Instruction: All of the listing below must be repeated word for word. Pictures are the only thing to omit.

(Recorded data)
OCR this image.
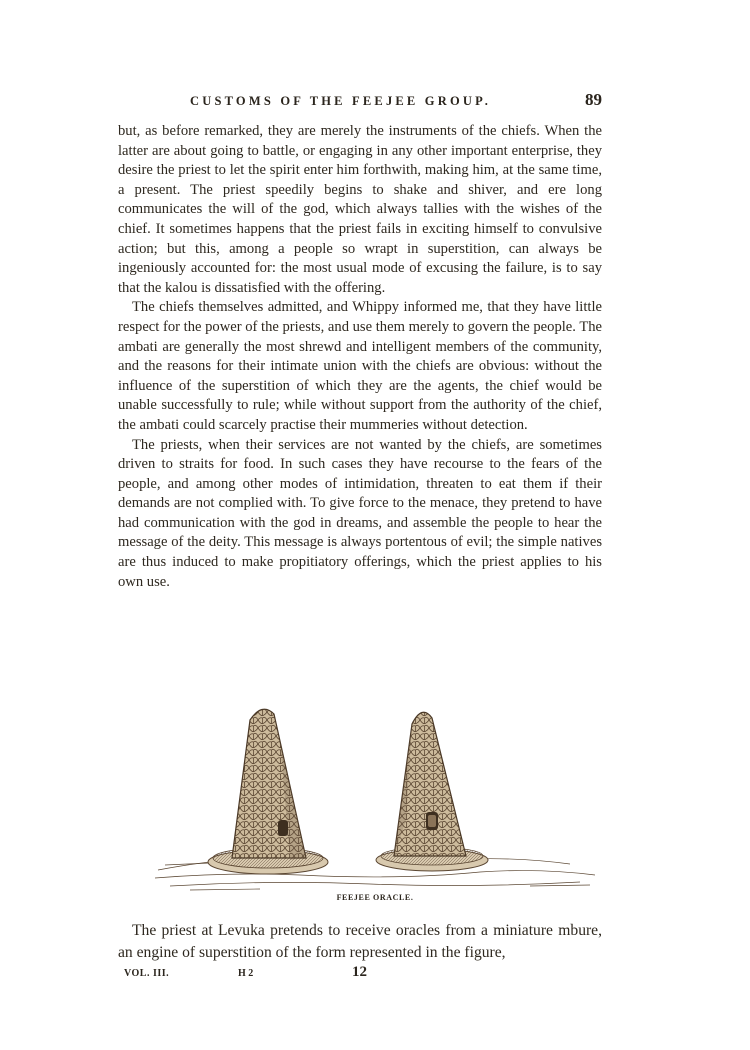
CUSTOMS OF THE FEEJEE GROUP.	89

but, as before remarked, they are merely the instruments of the chiefs. When the latter are about going to battle, or engaging in any other important enterprise, they desire the priest to let the spirit enter him forthwith, making him, at the same time, a present. The priest speedily begins to shake and shiver, and ere long communicates the will of the god, which always tallies with the wishes of the chief. It sometimes happens that the priest fails in exciting himself to convulsive action; but this, among a people so wrapt in superstition, can always be ingeniously accounted for: the most usual mode of excusing the failure, is to say that the kalou is dissatisfied with the offering.

The chiefs themselves admitted, and Whippy informed me, that they have little respect for the power of the priests, and use them merely to govern the people. The ambati are generally the most shrewd and intelligent members of the community, and the reasons for their intimate union with the chiefs are obvious: without the influence of the superstition of which they are the agents, the chief would be unable successfully to rule; while without support from the authority of the chief, the ambati could scarcely practise their mummeries without detection.

The priests, when their services are not wanted by the chiefs, are sometimes driven to straits for food. In such cases they have recourse to the fears of the people, and among other modes of intimidation, threaten to eat them if their demands are not complied with. To give force to the menace, they pretend to have had communication with the god in dreams, and assemble the people to hear the message of the deity. This message is always portentous of evil; the simple natives are thus induced to make propitiatory offerings, which the priest applies to his own use.

FEEJEE ORACLE.

The priest at Levuka pretends to receive oracles from a miniature mbure, an engine of superstition of the form represented in the figure,

VOL. III.	H 2	12
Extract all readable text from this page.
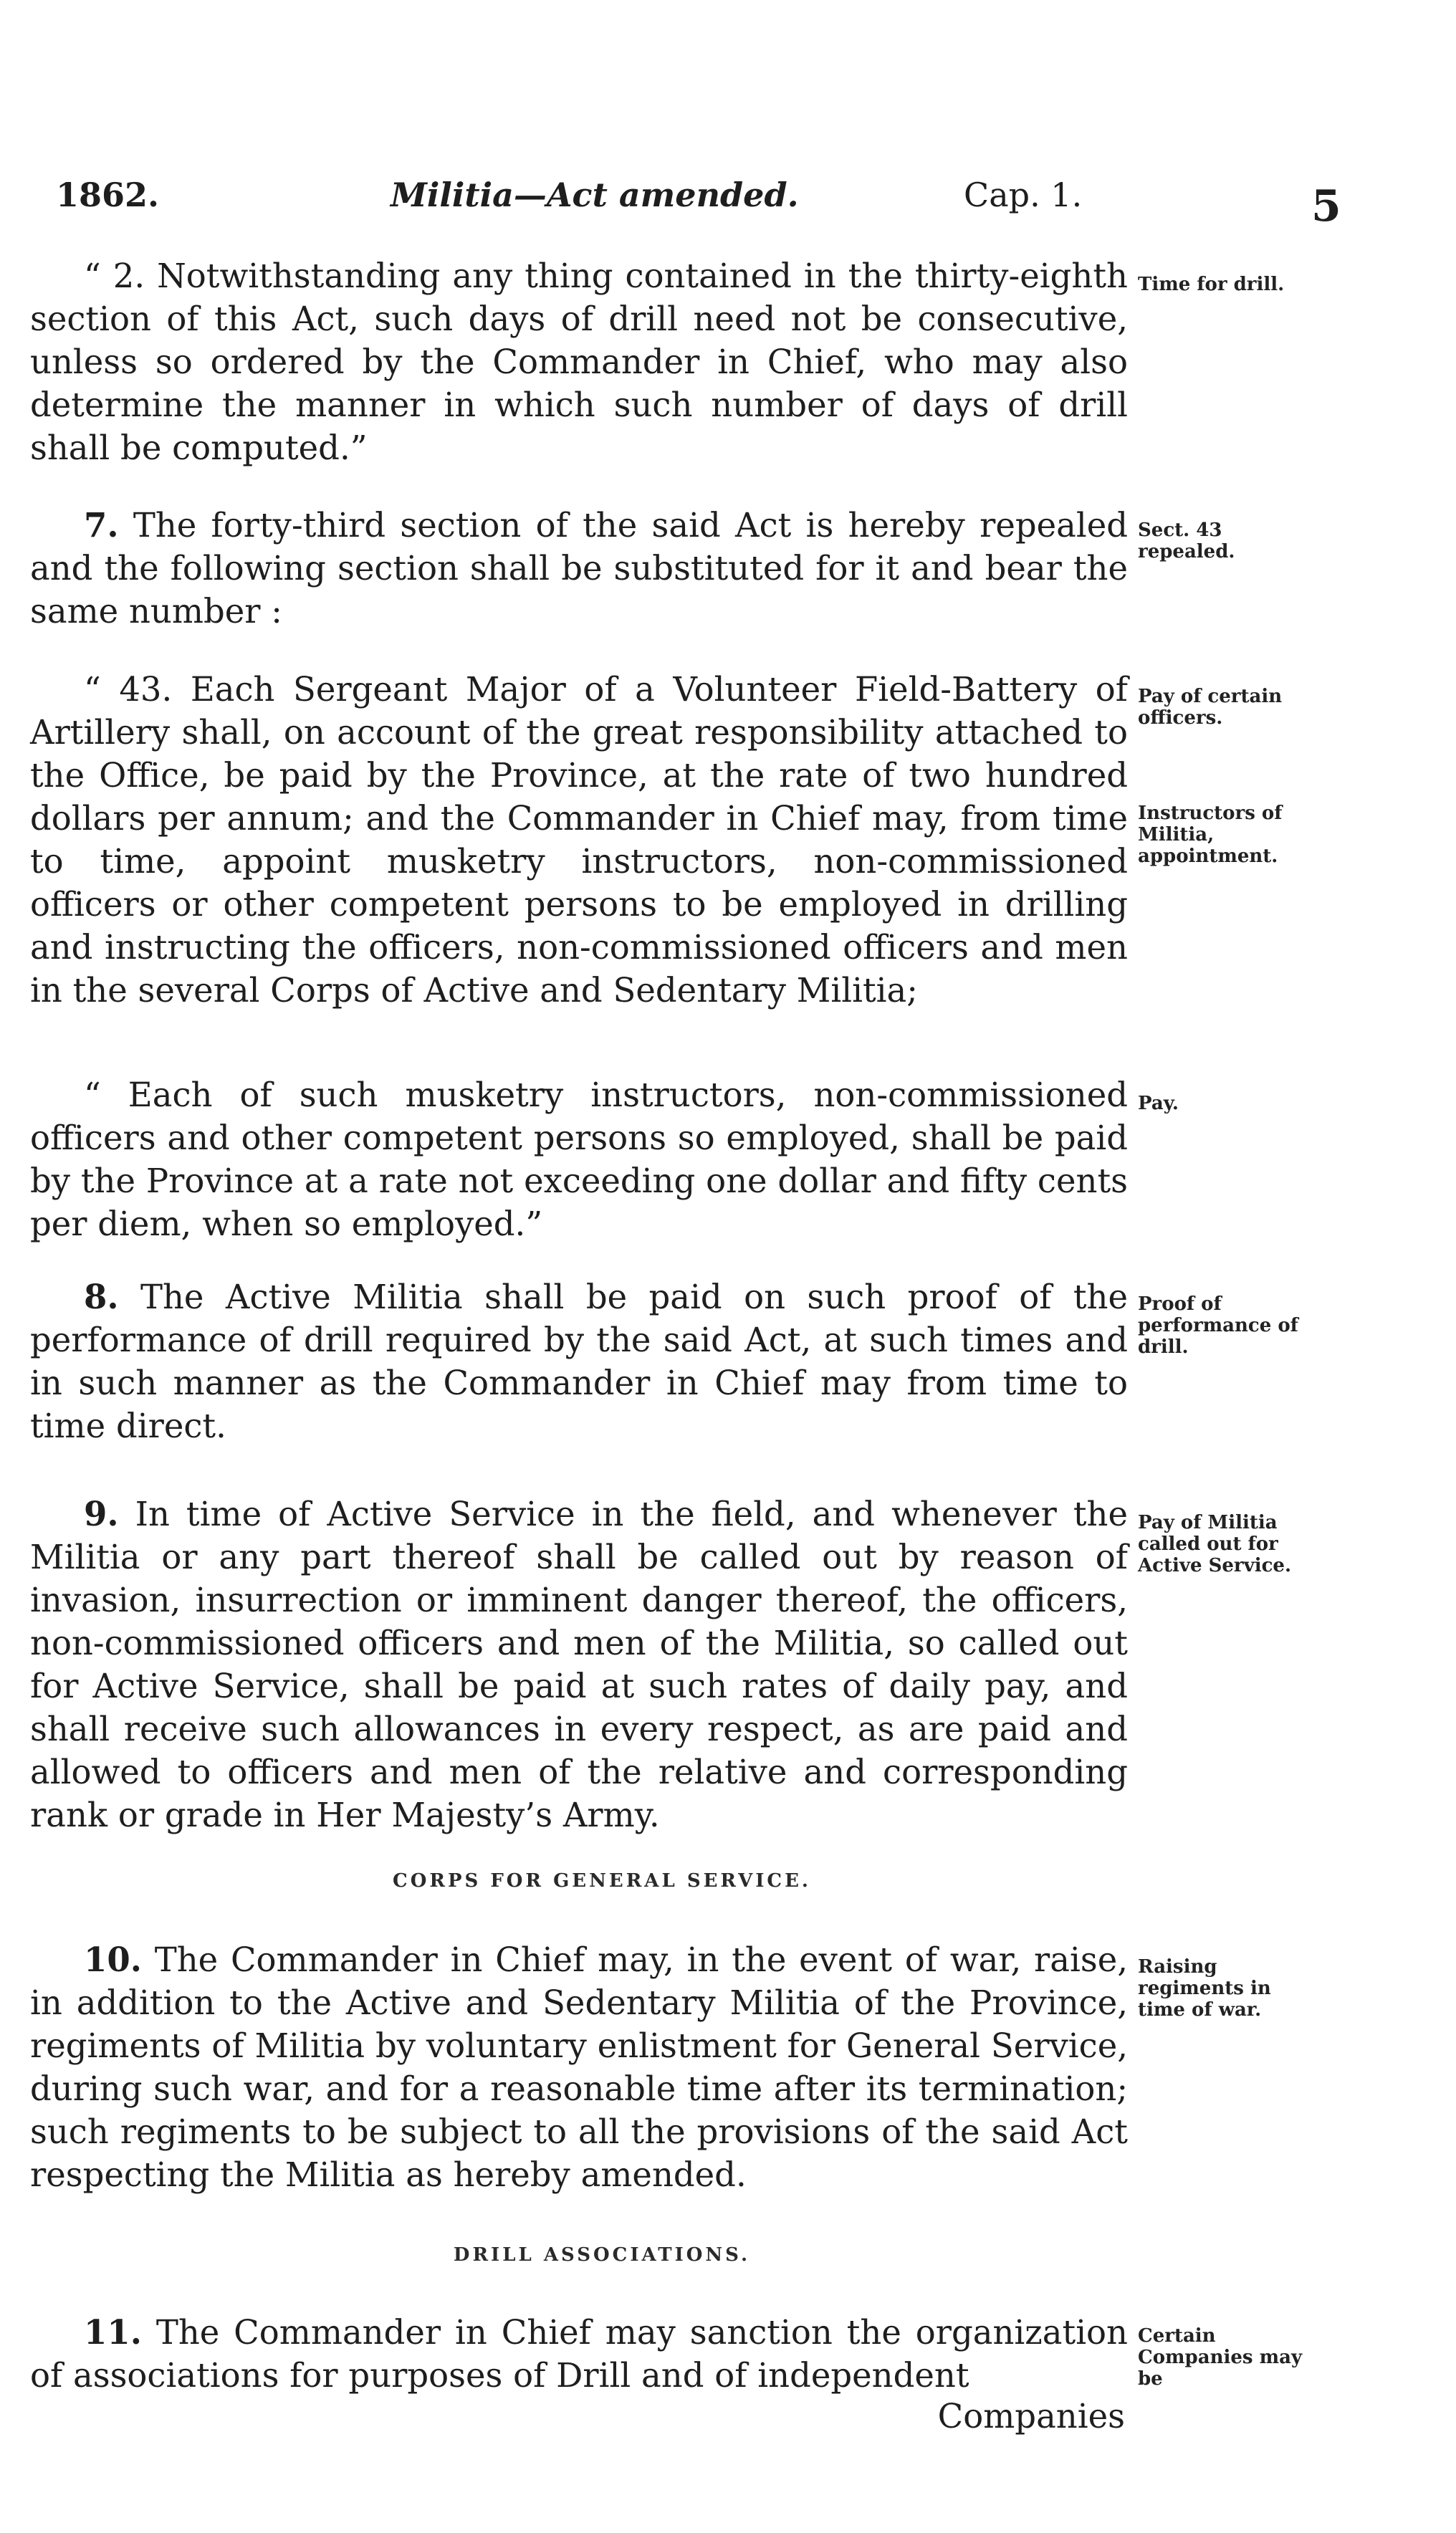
1862.	Militia—Act amended.	Cap. 1.	5

“ 2. Notwithstanding any thing contained in the thirty-eighth section of this Act, such days of drill need not be consecutive, unless so ordered by the Commander in Chief, who may also determine the manner in which such number of days of drill shall be computed.”

Time for drill.

7. The forty-third section of the said Act is hereby repealed and the following section shall be substituted for it and bear the same number :

Sect. 43 repealed.

“ 43. Each Sergeant Major of a Volunteer Field-Battery of Artillery shall, on account of the great responsibility attached to the Office, be paid by the Province, at the rate of two hundred dollars per annum; and the Commander in Chief may, from time to time, appoint musketry instructors, non-commissioned officers or other competent persons to be employed in drilling and instructing the officers, non-commissioned officers and men in the several Corps of Active and Sedentary Militia;

Pay of certain officers.
Instructors of Militia, appointment.

“ Each of such musketry instructors, non-commissioned officers and other competent persons so employed, shall be paid by the Province at a rate not exceeding one dollar and fifty cents per diem, when so employed.”

Pay.

8. The Active Militia shall be paid on such proof of the performance of drill required by the said Act, at such times and in such manner as the Commander in Chief may from time to time direct.

Proof of performance of drill.

9. In time of Active Service in the field, and whenever the Militia or any part thereof shall be called out by reason of invasion, insurrection or imminent danger thereof, the officers, non-commissioned officers and men of the Militia, so called out for Active Service, shall be paid at such rates of daily pay, and shall receive such allowances in every respect, as are paid and allowed to officers and men of the relative and corresponding rank or grade in Her Majesty’s Army.

Pay of Militia called out for Active Service.
CORPS FOR GENERAL SERVICE.

10. The Commander in Chief may, in the event of war, raise, in addition to the Active and Sedentary Militia of the Province, regiments of Militia by voluntary enlistment for General Service, during such war, and for a reasonable time after its termination; such regiments to be subject to all the provisions of the said Act respecting the Militia as hereby amended.

Raising regiments in time of war.
DRILL ASSOCIATIONS.

11. The Commander in Chief may sanction the organization of associations for purposes of Drill and of independent

Certain Companies may be
Companies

Finished answer:
OCR this image.
CUSTOMS OF THE FEEJEE GROUP.	89

but, as before remarked, they are merely the instruments of the chiefs. When the latter are about going to battle, or engaging in any other important enterprise, they desire the priest to let the spirit enter him forthwith, making him, at the same time, a present. The priest speedily begins to shake and shiver, and ere long communicates the will of the god, which always tallies with the wishes of the chief. It sometimes happens that the priest fails in exciting himself to convulsive action; but this, among a people so wrapt in superstition, can always be ingeniously accounted for: the most usual mode of excusing the failure, is to say that the kalou is dissatisfied with the offering.

The chiefs themselves admitted, and Whippy informed me, that they have little respect for the power of the priests, and use them merely to govern the people. The ambati are generally the most shrewd and intelligent members of the community, and the reasons for their intimate union with the chiefs are obvious: without the influence of the superstition of which they are the agents, the chief would be unable successfully to rule; while without support from the authority of the chief, the ambati could scarcely practise their mummeries without detection.

The priests, when their services are not wanted by the chiefs, are sometimes driven to straits for food. In such cases they have recourse to the fears of the people, and among other modes of intimidation, threaten to eat them if their demands are not complied with. To give force to the menace, they pretend to have had communication with the god in dreams, and assemble the people to hear the message of the deity. This message is always portentous of evil; the simple natives are thus induced to make propitiatory offerings, which the priest applies to his own use.

FEEJEE ORACLE.

The priest at Levuka pretends to receive oracles from a miniature mbure, an engine of superstition of the form represented in the figure,

VOL. III.	H 2	12
Extract all readable text from this page.
1862.	Militia—Act amended.	Cap. 1.	5

“ 2. Notwithstanding any thing contained in the thirty-eighth section of this Act, such days of drill need not be consecutive, unless so ordered by the Commander in Chief, who may also determine the manner in which such number of days of drill shall be computed.”

Time for drill.

7. The forty-third section of the said Act is hereby repealed and the following section shall be substituted for it and bear the same number :

Sect. 43 repealed.

“ 43. Each Sergeant Major of a Volunteer Field-Battery of Artillery shall, on account of the great responsibility attached to the Office, be paid by the Province, at the rate of two hundred dollars per annum; and the Commander in Chief may, from time to time, appoint musketry instructors, non-commissioned officers or other competent persons to be employed in drilling and instructing the officers, non-commissioned officers and men in the several Corps of Active and Sedentary Militia;

Pay of certain officers.
Instructors of Militia, appointment.

“ Each of such musketry instructors, non-commissioned officers and other competent persons so employed, shall be paid by the Province at a rate not exceeding one dollar and fifty cents per diem, when so employed.”

Pay.

8. The Active Militia shall be paid on such proof of the performance of drill required by the said Act, at such times and in such manner as the Commander in Chief may from time to time direct.

Proof of performance of drill.

9. In time of Active Service in the field, and whenever the Militia or any part thereof shall be called out by reason of invasion, insurrection or imminent danger thereof, the officers, non-commissioned officers and men of the Militia, so called out for Active Service, shall be paid at such rates of daily pay, and shall receive such allowances in every respect, as are paid and allowed to officers and men of the relative and corresponding rank or grade in Her Majesty’s Army.

Pay of Militia called out for Active Service.
CORPS FOR GENERAL SERVICE.

10. The Commander in Chief may, in the event of war, raise, in addition to the Active and Sedentary Militia of the Province, regiments of Militia by voluntary enlistment for General Service, during such war, and for a reasonable time after its termination; such regiments to be subject to all the provisions of the said Act respecting the Militia as hereby amended.

Raising regiments in time of war.
DRILL ASSOCIATIONS.

11. The Commander in Chief may sanction the organization of associations for purposes of Drill and of independent

Certain Companies may be
Companies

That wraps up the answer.